| Record list |
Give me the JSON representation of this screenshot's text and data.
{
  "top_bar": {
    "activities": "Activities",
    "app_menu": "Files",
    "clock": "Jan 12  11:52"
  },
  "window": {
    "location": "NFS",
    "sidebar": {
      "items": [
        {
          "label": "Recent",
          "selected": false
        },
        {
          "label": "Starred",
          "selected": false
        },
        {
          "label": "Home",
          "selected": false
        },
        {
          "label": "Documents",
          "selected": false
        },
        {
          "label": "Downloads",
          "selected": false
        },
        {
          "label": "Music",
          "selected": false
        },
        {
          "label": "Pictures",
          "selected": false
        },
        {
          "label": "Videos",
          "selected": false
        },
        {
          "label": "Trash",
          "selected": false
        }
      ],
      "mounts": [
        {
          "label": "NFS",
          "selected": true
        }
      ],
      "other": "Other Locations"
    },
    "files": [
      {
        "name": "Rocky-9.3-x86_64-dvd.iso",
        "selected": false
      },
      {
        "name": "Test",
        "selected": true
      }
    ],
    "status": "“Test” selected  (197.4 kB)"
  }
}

| Problem description |
Provide only the number of lines in the entries that hold the word "name".

| Answer |
2